━━ Provided material

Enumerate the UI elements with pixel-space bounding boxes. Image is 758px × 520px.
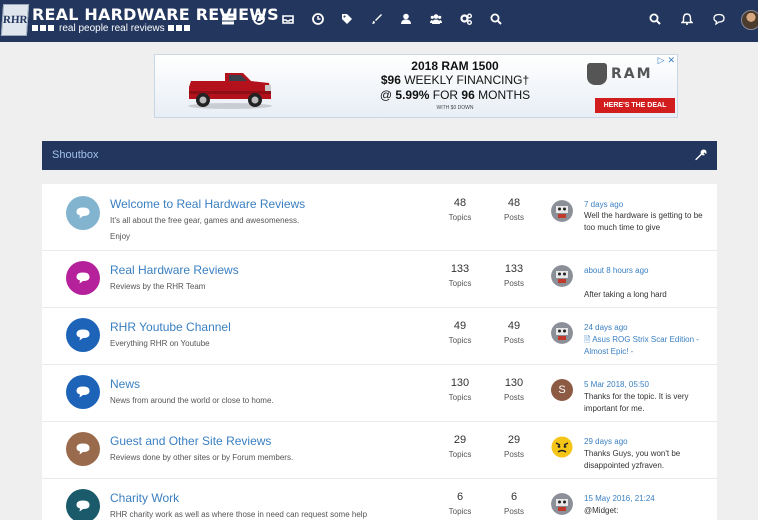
- topics-count: 29 Topics: [448, 434, 472, 459]
- ad-close-icon[interactable]: ▷ ✕: [658, 56, 675, 66]
- last-poster-avatar[interactable]: S: [551, 379, 573, 401]
- speech-bubble-icon: [76, 443, 90, 455]
- user-avatar[interactable]: [741, 10, 758, 30]
- forum-description: Reviews done by other sites or by Forum …: [110, 453, 294, 462]
- bell-icon[interactable]: [679, 11, 695, 27]
- forum-row: Welcome to Real Hardware Reviews It's al…: [42, 184, 717, 251]
- speech-bubble-icon: [76, 272, 90, 284]
- forum-row: Real Hardware Reviews Reviews by the RHR…: [42, 251, 717, 308]
- forum-description-extra: Enjoy: [110, 232, 131, 241]
- forum-row: Guest and Other Site Reviews Reviews don…: [42, 422, 717, 479]
- speech-bubble-icon: [76, 329, 90, 341]
- logo-tagline: real people real reviews: [59, 22, 165, 34]
- users-icon[interactable]: [428, 11, 444, 27]
- last-post-text[interactable]: Well the hardware is getting to be too m…: [584, 210, 704, 234]
- ram-wordmark: RAM: [611, 66, 653, 82]
- posts-count: 29 Posts: [503, 434, 524, 459]
- clock-icon[interactable]: [310, 11, 326, 27]
- last-post-time[interactable]: 7 days ago: [584, 200, 623, 209]
- last-post-text[interactable]: Thanks Guys, you won't be disappointed y…: [584, 448, 704, 472]
- document-icon: 🗎: [584, 335, 593, 344]
- ram-logo: RAM: [587, 63, 675, 85]
- last-post-text[interactable]: Thanks for the topic. It is very importa…: [584, 391, 704, 415]
- logo-tagline-row: real people real reviews: [32, 22, 192, 34]
- forum-description: Everything RHR on Youtube: [110, 339, 210, 348]
- forum-row: RHR Youtube Channel Everything RHR on Yo…: [42, 308, 717, 365]
- brush-icon[interactable]: [369, 11, 385, 27]
- speech-bubble-icon: [76, 500, 90, 512]
- wrench-icon[interactable]: [695, 149, 707, 161]
- top-navbar: RHR REAL HARDWARE REVIEWS real people re…: [0, 0, 758, 42]
- ad-banner[interactable]: 2018 RAM 1500 $96 WEEKLY FINANCING† @ 5.…: [154, 54, 678, 118]
- last-poster-avatar[interactable]: [551, 265, 573, 287]
- forum-icon: [66, 375, 100, 409]
- last-post-text[interactable]: After taking a long hard: [584, 289, 704, 301]
- forum-icon: [66, 489, 100, 520]
- last-post-time[interactable]: about 8 hours ago: [584, 266, 649, 275]
- search-icon[interactable]: [647, 11, 663, 27]
- last-post-time[interactable]: 5 Mar 2018, 05:50: [584, 380, 649, 389]
- forum-title[interactable]: Real Hardware Reviews: [110, 263, 239, 277]
- speech-bubble-icon: [76, 207, 90, 219]
- ad-fineprint: WITH $0 DOWN: [436, 105, 474, 111]
- forum-title[interactable]: News: [110, 377, 140, 391]
- compass-icon[interactable]: [251, 11, 267, 27]
- last-poster-avatar[interactable]: [551, 200, 573, 222]
- topics-count: 48 Topics: [448, 197, 472, 222]
- ad-rate: @ 5.99% FOR 96 MONTHS: [379, 88, 531, 102]
- shoutbox-title: Shoutbox: [52, 149, 99, 161]
- forum-icon: [66, 261, 100, 295]
- posts-count: 130 Posts: [503, 377, 524, 402]
- user-icon[interactable]: [398, 11, 414, 27]
- forum-row: News News from around the world or close…: [42, 365, 717, 422]
- forum-description: RHR charity work as well as where those …: [110, 510, 368, 519]
- last-post-time[interactable]: 24 days ago: [584, 323, 628, 332]
- last-post-link[interactable]: 🗎 Asus ROG Strix Scar Edition - Almost E…: [584, 334, 704, 358]
- ad-financing: $96 WEEKLY FINANCING†: [380, 73, 530, 87]
- cogs-icon[interactable]: [458, 11, 474, 27]
- site-logo[interactable]: RHR REAL HARDWARE REVIEWS real people re…: [0, 0, 279, 42]
- inbox-icon[interactable]: [280, 11, 296, 27]
- truck-image: [188, 73, 272, 109]
- last-post-time[interactable]: 15 May 2016, 21:24: [584, 494, 655, 503]
- forum-title[interactable]: Welcome to Real Hardware Reviews: [110, 197, 305, 211]
- posts-count: 6 Posts: [503, 491, 524, 516]
- last-poster-avatar[interactable]: [551, 436, 573, 458]
- ad-cta-button[interactable]: HERE'S THE DEAL: [595, 98, 675, 113]
- logo-badge: RHR: [0, 4, 30, 36]
- shoutbox-header[interactable]: Shoutbox: [42, 141, 717, 170]
- posts-count: 48 Posts: [503, 197, 524, 222]
- topics-count: 130 Topics: [448, 377, 472, 402]
- topics-count: 133 Topics: [448, 263, 472, 288]
- topics-count: 49 Topics: [448, 320, 472, 345]
- forum-icon: [66, 318, 100, 352]
- forum-title[interactable]: Charity Work: [110, 491, 179, 505]
- forum-row: Charity Work RHR charity work as well as…: [42, 479, 717, 520]
- forum-description: It's all about the free gear, games and …: [110, 216, 300, 225]
- search-icon[interactable]: [488, 11, 504, 27]
- forum-description: Reviews by the RHR Team: [110, 282, 206, 291]
- ad-headline: 2018 RAM 1500: [411, 59, 499, 73]
- posts-count: 49 Posts: [503, 320, 524, 345]
- list-icon[interactable]: [220, 11, 236, 27]
- last-post-text[interactable]: @Midget:: [584, 505, 704, 517]
- posts-count: 133 Posts: [503, 263, 524, 288]
- last-post-time[interactable]: 29 days ago: [584, 437, 628, 446]
- forum-icon: [66, 196, 100, 230]
- last-poster-avatar[interactable]: [551, 493, 573, 515]
- forum-description: News from around the world or close to h…: [110, 396, 274, 405]
- last-poster-avatar[interactable]: [551, 322, 573, 344]
- forum-title[interactable]: Guest and Other Site Reviews: [110, 434, 271, 448]
- forum-title[interactable]: RHR Youtube Channel: [110, 320, 231, 334]
- topics-count: 6 Topics: [448, 491, 472, 516]
- forum-icon: [66, 432, 100, 466]
- ram-head-icon: [587, 63, 607, 85]
- chat-icon[interactable]: [711, 11, 727, 27]
- forum-list: Welcome to Real Hardware Reviews It's al…: [42, 184, 717, 520]
- tags-icon[interactable]: [339, 11, 355, 27]
- speech-bubble-icon: [76, 386, 90, 398]
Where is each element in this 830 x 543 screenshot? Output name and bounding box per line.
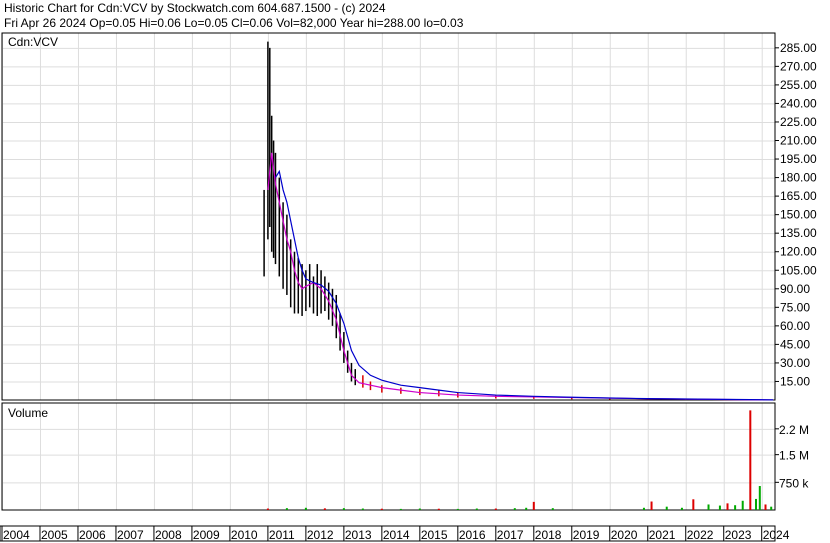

━━━━

• To be done
Update the lines starting at the one containing "- topics-count: 29" and ending at the one containing "- user-avatar[interactable]: [741, 10, 758, 30]" by changing "speech-bubble-icon" to "chat-bubble-icon", leaving everything else the same. Give only those lines.

• Finished task
- topics-count: 29 Topics: [448, 434, 472, 459]
- ad-close-icon[interactable]: ▷ ✕: [658, 56, 675, 66]
- last-poster-avatar[interactable]: S: [551, 379, 573, 401]
- chat-bubble-icon: [76, 443, 90, 455]
- user-avatar[interactable]: [741, 10, 758, 30]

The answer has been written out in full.